Data shown →
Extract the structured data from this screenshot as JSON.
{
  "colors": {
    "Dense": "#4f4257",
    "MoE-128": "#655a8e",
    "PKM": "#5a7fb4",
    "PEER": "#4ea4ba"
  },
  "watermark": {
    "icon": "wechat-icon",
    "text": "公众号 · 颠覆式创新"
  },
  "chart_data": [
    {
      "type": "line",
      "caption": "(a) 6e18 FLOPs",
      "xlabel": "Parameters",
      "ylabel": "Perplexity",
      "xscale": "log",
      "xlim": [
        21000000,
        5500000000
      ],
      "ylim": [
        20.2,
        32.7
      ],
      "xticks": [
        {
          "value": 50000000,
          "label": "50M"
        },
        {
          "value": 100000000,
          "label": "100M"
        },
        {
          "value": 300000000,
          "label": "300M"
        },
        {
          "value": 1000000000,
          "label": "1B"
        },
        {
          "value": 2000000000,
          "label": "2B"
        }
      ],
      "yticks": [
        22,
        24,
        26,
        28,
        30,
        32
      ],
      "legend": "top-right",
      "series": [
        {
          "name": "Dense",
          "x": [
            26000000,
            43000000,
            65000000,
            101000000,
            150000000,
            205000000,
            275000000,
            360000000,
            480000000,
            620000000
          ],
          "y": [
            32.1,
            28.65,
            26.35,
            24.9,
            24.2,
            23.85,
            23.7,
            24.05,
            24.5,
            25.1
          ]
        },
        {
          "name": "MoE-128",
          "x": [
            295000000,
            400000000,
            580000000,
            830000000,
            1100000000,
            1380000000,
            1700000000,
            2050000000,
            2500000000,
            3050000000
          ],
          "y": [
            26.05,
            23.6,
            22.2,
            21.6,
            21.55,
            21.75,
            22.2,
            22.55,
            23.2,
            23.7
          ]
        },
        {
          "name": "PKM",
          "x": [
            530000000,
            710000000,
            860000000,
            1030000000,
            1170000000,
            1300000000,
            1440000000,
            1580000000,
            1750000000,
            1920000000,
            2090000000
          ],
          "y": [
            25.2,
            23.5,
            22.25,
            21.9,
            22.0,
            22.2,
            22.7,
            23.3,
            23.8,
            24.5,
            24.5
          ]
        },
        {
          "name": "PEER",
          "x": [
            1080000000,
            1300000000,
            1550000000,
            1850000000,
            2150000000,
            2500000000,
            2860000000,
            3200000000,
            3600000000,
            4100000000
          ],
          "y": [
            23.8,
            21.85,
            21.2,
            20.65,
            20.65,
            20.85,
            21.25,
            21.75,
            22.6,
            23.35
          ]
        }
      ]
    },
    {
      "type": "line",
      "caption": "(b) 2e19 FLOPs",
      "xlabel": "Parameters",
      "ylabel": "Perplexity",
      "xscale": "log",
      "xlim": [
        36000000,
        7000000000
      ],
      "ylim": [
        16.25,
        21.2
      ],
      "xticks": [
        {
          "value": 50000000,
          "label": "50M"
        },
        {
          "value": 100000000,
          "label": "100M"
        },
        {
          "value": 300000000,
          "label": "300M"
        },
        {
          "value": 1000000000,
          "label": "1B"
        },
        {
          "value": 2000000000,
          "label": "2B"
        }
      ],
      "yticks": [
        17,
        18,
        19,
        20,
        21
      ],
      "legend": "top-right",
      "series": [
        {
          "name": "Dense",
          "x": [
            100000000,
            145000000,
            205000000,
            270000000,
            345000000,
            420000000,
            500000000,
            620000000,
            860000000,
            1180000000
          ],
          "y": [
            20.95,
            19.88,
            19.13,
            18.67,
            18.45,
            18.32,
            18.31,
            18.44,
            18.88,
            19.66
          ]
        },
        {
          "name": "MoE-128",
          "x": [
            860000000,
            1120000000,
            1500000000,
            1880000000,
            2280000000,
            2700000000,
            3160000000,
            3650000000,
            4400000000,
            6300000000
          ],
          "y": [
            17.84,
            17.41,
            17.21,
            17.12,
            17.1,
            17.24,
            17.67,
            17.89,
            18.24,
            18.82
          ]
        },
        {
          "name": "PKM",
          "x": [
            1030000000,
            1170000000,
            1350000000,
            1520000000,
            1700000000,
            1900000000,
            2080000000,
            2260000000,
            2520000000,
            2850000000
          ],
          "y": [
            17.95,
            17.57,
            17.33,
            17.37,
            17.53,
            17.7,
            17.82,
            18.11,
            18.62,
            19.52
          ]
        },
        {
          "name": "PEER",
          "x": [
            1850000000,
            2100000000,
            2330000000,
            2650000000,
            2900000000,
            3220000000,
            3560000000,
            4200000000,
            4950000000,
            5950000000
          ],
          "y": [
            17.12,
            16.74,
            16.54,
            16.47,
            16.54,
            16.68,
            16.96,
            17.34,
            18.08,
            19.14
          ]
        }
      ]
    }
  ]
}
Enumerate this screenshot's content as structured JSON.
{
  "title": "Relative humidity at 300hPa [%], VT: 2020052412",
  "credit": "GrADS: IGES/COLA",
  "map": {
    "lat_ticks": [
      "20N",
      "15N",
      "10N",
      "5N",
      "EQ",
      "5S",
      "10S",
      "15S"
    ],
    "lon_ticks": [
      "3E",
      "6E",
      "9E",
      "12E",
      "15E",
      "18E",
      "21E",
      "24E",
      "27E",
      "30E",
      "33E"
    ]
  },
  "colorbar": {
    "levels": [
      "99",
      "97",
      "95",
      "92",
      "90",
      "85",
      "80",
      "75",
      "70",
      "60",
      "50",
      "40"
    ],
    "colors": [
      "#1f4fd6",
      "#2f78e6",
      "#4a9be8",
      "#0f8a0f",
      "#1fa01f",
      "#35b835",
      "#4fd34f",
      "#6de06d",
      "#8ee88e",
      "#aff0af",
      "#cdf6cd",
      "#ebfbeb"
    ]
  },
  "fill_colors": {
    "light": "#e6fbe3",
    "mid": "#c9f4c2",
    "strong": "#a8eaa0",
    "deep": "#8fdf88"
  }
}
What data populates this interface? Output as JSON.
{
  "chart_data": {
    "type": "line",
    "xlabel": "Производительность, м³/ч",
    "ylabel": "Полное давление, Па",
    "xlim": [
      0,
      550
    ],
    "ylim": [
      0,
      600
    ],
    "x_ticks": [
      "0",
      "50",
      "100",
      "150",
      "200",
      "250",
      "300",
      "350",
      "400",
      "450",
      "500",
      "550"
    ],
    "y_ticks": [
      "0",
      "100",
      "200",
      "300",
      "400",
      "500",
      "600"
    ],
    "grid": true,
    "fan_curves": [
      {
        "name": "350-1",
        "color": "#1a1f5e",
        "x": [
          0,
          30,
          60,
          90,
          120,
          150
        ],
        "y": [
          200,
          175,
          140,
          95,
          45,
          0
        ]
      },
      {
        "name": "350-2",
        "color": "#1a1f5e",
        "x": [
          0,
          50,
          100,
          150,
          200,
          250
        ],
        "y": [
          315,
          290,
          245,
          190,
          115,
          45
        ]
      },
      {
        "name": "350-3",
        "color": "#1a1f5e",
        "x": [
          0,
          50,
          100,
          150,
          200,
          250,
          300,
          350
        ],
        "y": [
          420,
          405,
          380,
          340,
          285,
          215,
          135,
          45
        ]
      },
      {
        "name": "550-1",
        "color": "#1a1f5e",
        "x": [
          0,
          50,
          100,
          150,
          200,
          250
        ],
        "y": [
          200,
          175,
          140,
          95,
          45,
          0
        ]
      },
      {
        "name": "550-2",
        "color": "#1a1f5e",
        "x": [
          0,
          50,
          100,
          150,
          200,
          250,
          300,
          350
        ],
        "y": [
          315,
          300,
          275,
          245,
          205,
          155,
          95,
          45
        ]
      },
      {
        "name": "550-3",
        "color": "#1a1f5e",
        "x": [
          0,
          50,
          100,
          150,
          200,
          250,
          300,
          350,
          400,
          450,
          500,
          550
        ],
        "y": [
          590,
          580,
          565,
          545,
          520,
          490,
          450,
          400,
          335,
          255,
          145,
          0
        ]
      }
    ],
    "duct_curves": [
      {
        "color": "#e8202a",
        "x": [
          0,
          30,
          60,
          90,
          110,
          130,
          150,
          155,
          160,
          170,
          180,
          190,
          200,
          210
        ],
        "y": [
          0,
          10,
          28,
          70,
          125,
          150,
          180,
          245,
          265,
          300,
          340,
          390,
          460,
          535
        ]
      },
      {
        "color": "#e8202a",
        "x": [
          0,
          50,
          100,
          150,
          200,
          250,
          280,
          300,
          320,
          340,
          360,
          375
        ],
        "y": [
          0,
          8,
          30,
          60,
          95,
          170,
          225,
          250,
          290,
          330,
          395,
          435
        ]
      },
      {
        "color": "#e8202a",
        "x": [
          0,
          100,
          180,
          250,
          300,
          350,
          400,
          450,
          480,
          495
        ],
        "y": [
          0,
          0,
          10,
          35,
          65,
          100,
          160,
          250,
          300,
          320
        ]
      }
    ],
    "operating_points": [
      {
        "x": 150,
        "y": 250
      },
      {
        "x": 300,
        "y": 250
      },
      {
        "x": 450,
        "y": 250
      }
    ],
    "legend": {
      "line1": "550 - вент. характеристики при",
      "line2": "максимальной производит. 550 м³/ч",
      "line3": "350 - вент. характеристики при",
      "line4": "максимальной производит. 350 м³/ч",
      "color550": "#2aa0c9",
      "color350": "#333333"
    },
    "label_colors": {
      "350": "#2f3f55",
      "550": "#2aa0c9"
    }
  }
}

Goal → Gather each line in the data that holds the string "screenshot".

Answer to this exercise →
Extract the structured data from this screenshot as JSON.
Enumerate this screenshot's content as structured JSON.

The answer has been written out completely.